WHAT THIS TASK INVOLVES
Gather each line of the records where "Sample" appears.

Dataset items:
## START

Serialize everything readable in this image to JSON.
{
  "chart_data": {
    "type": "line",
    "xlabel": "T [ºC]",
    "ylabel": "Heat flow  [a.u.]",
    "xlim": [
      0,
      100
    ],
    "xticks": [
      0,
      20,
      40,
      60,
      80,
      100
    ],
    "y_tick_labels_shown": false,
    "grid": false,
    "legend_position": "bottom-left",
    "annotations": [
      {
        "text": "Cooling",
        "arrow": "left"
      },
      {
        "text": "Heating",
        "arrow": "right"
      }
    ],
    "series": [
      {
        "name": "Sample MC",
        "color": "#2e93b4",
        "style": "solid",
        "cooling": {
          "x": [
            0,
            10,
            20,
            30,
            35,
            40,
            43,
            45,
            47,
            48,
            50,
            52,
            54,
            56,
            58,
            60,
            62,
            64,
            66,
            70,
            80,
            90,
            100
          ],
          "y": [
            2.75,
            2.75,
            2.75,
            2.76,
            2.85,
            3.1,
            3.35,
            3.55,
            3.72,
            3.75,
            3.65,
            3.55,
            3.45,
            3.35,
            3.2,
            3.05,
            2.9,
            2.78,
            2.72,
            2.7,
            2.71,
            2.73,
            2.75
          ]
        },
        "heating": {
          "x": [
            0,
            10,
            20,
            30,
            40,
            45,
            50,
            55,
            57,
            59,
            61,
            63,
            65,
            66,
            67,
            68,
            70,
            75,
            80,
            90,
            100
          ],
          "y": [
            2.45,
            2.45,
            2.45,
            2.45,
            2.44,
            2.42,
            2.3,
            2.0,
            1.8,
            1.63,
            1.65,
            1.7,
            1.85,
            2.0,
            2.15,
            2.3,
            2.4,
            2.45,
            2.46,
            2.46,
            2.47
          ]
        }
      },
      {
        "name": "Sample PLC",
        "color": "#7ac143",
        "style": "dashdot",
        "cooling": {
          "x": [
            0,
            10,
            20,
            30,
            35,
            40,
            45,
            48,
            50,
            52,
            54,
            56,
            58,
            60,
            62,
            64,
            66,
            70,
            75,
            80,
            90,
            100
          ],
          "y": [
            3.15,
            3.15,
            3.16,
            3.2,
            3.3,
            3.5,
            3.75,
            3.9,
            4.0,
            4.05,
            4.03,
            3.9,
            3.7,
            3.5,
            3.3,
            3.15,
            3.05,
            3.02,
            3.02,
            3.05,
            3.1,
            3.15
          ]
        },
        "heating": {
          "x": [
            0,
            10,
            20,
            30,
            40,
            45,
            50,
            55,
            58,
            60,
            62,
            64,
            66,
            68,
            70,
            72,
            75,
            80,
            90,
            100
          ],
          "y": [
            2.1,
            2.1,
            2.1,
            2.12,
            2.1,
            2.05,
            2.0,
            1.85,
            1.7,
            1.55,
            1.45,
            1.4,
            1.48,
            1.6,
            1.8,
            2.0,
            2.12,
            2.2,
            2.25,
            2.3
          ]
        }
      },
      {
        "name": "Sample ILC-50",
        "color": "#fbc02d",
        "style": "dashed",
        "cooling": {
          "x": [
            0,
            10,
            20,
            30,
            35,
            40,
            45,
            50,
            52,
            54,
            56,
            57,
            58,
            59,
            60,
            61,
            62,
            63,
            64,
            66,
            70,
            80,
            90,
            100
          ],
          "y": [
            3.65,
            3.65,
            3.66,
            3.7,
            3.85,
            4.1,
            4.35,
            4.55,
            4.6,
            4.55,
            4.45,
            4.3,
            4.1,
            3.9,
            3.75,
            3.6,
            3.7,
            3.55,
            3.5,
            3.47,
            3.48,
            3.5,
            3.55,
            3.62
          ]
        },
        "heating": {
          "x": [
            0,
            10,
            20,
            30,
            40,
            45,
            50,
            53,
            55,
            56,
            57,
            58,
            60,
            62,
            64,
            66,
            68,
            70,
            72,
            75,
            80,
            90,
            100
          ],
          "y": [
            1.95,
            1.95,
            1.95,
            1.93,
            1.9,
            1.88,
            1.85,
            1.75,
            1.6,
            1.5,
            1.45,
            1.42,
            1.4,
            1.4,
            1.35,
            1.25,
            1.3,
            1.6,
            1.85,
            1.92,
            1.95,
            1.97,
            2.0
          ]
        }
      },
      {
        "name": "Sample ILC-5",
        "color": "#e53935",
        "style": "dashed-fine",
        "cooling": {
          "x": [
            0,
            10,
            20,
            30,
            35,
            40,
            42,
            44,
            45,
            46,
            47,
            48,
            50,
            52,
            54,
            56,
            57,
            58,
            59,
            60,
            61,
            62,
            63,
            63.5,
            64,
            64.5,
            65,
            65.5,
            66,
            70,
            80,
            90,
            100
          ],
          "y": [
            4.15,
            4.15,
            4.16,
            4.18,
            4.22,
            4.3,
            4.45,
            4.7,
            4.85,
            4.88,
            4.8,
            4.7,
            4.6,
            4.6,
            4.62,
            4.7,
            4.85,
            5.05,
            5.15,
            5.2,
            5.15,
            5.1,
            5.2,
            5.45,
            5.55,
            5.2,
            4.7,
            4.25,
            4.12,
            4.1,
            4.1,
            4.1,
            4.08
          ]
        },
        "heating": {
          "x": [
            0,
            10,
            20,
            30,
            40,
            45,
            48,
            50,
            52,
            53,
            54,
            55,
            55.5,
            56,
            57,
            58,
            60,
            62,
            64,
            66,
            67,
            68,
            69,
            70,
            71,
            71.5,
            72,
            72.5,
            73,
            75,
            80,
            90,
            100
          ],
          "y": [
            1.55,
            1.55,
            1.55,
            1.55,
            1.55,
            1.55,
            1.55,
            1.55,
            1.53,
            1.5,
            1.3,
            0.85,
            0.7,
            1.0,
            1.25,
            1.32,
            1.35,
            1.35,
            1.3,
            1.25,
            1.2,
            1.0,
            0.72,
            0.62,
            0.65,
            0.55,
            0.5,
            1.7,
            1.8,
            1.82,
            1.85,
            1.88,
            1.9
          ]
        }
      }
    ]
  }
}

## END

TASK ANSWER
        "name": "Sample MC",
        "name": "Sample PLC",
        "name": "Sample ILC-50",
        "name": "Sample ILC-5",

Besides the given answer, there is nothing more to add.